Work instructions = Without the images, write out all of the following entries exactly.

◇ ◇ ◇ ◇ ◇

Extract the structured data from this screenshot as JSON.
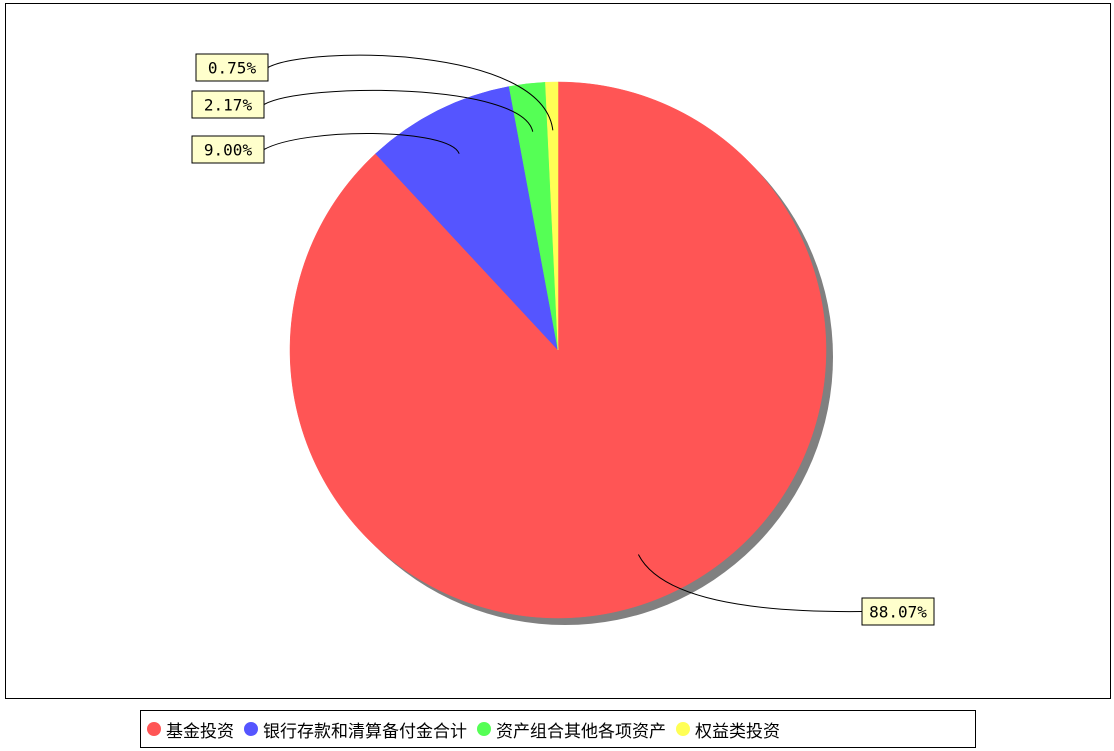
{
  "chart_data": {
    "type": "pie",
    "title": "",
    "categories": [
      "基金投资",
      "银行存款和清算备付金合计",
      "资产组合其他各项资产",
      "权益类投资"
    ],
    "values": [
      88.07,
      9.0,
      2.17,
      0.75
    ],
    "value_labels": [
      "88.07%",
      "9.00%",
      "2.17%",
      "0.75%"
    ],
    "colors": [
      "#ff5555",
      "#5555ff",
      "#55ff55",
      "#ffff55"
    ],
    "label_box_color": "#ffffcc",
    "shadow_color": "#808080",
    "start_angle": "12 o'clock",
    "direction": "clockwise",
    "legend_position": "bottom",
    "grid": false
  }
}
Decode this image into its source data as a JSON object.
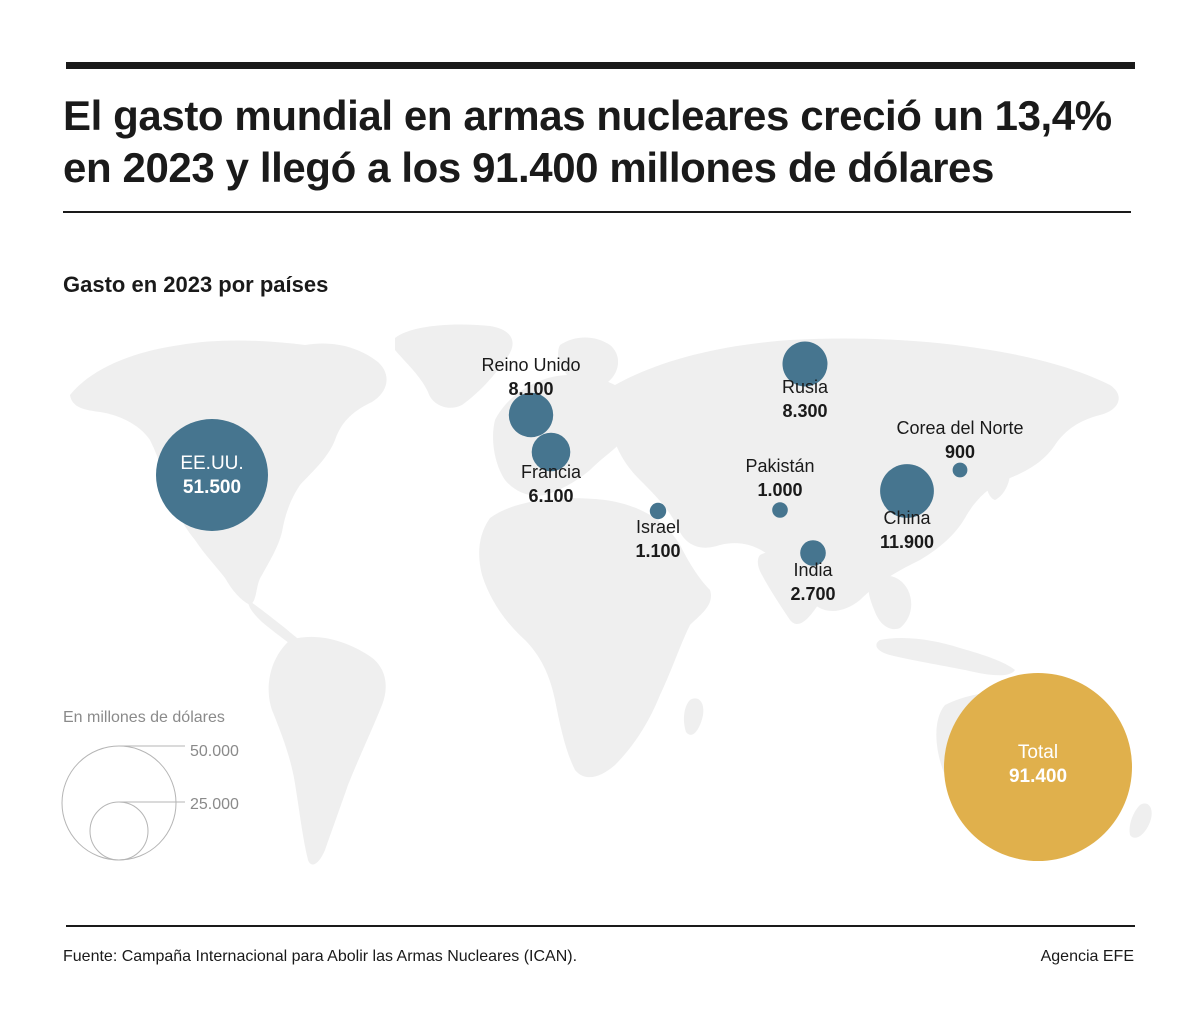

◇ ◇ ◇ ◇ ◇

Exercise response =
Extract the structured data from this screenshot as JSON.
{
  "chart_data": {
    "type": "pie",
    "title": "",
    "categories": [
      "基金投资",
      "银行存款和清算备付金合计",
      "资产组合其他各项资产",
      "权益类投资"
    ],
    "values": [
      88.07,
      9.0,
      2.17,
      0.75
    ],
    "value_labels": [
      "88.07%",
      "9.00%",
      "2.17%",
      "0.75%"
    ],
    "colors": [
      "#ff5555",
      "#5555ff",
      "#55ff55",
      "#ffff55"
    ],
    "label_box_color": "#ffffcc",
    "shadow_color": "#808080",
    "start_angle": "12 o'clock",
    "direction": "clockwise",
    "legend_position": "bottom",
    "grid": false
  }
}
Decode this image into its source data as a JSON object.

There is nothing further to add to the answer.